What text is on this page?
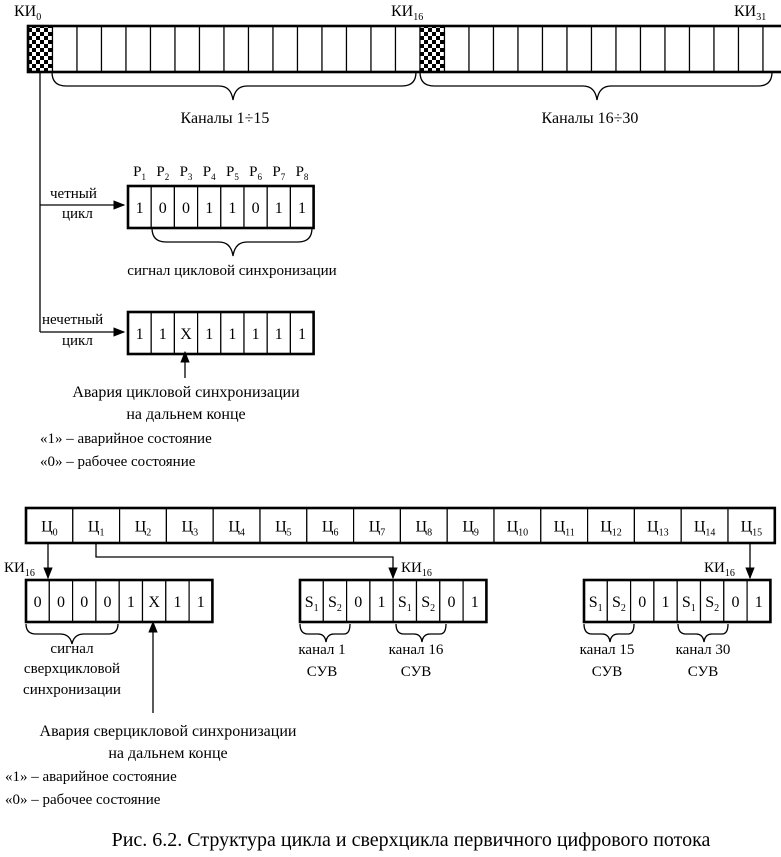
$КИ_0$	$КИ_{16}$	$КИ_{31}$
Каналы 1÷15	Каналы 16÷30
четный
цикл
$P_1$ $P_2$ $P_3$ $P_4$ $P_5$ $P_6$ $P_7$ $P_8$
1 0 0 1 1 0 1 1
сигнал цикловой синхронизации
нечетный
цикл	1 1 X 1 1 1 1 1
Авария цикловой синхронизации
на дальнем конце
«1» – аварийное состояние
«0» – рабочее состояние
$Ц_0$ $Ц_1$ $Ц_2$ $Ц_3$ $Ц_4$ $Ц_5$ $Ц_6$ $Ц_7$ $Ц_8$ $Ц_9$ $Ц_{10}$ $Ц_{11}$ $Ц_{12}$ $Ц_{13}$ $Ц_{14}$ $Ц_{15}$
$КИ_{16}$	$КИ_{16}$	$КИ_{16}$
0 0 0 0 1 X 1 1	$S_1$ $S_2$ 0 1 $S_1$ $S_2$ 0 1	$S_1$ $S_2$ 0 1 $S_1$ $S_2$ 0 1
сигнал
сверхцикловой
синхронизации
Авария сверцикловой синхронизации
на дальнем конце
«1» – аварийное состояние
«0» – рабочее состояние
канал 1
СУВ
канал 16
СУВ
канал 15
СУВ
канал 30
СУВ
Рис. 6.2. Структура цикла и сверхцикла первичного цифрового потока
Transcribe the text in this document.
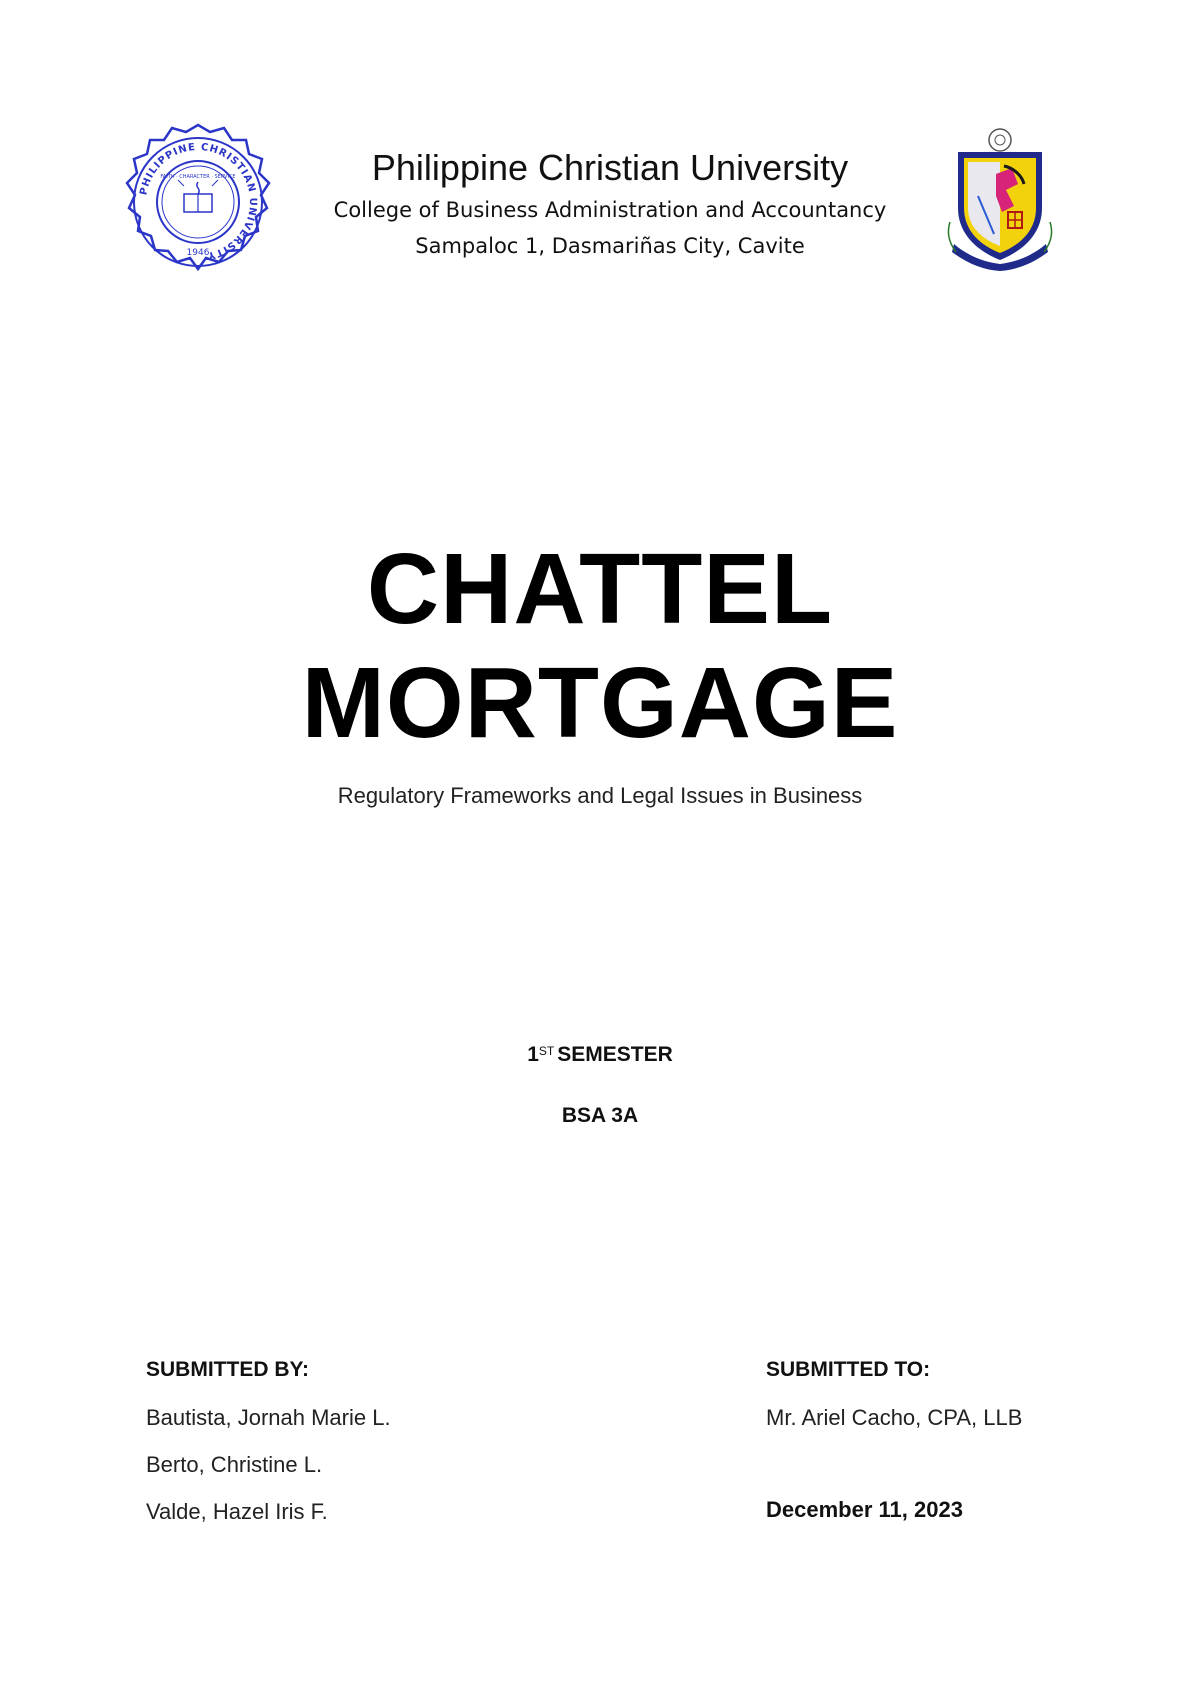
PHILIPPINE CHRISTIAN UNIVERSITY
FAITH · CHARACTER · SERVICE
1946
Philippine Christian University
College of Business Administration and Accountancy
Sampaloc 1, Dasmariñas City, Cavite
CHATTEL
MORTGAGE
Regulatory Frameworks and Legal Issues in Business
1ST SEMESTER
BSA 3A
SUBMITTED BY:
Bautista, Jornah Marie L.
Berto, Christine L.
Valde, Hazel Iris F.
SUBMITTED TO:
Mr. Ariel Cacho, CPA, LLB
December 11, 2023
----
◆ Written problem: From the listing above, pick out each line where the word "синхронизации" appears.

◆ Solved problem:
сигнал цикловой синхронизации
Авария цикловой синхронизации
синхронизации
Авария сверцикловой синхронизации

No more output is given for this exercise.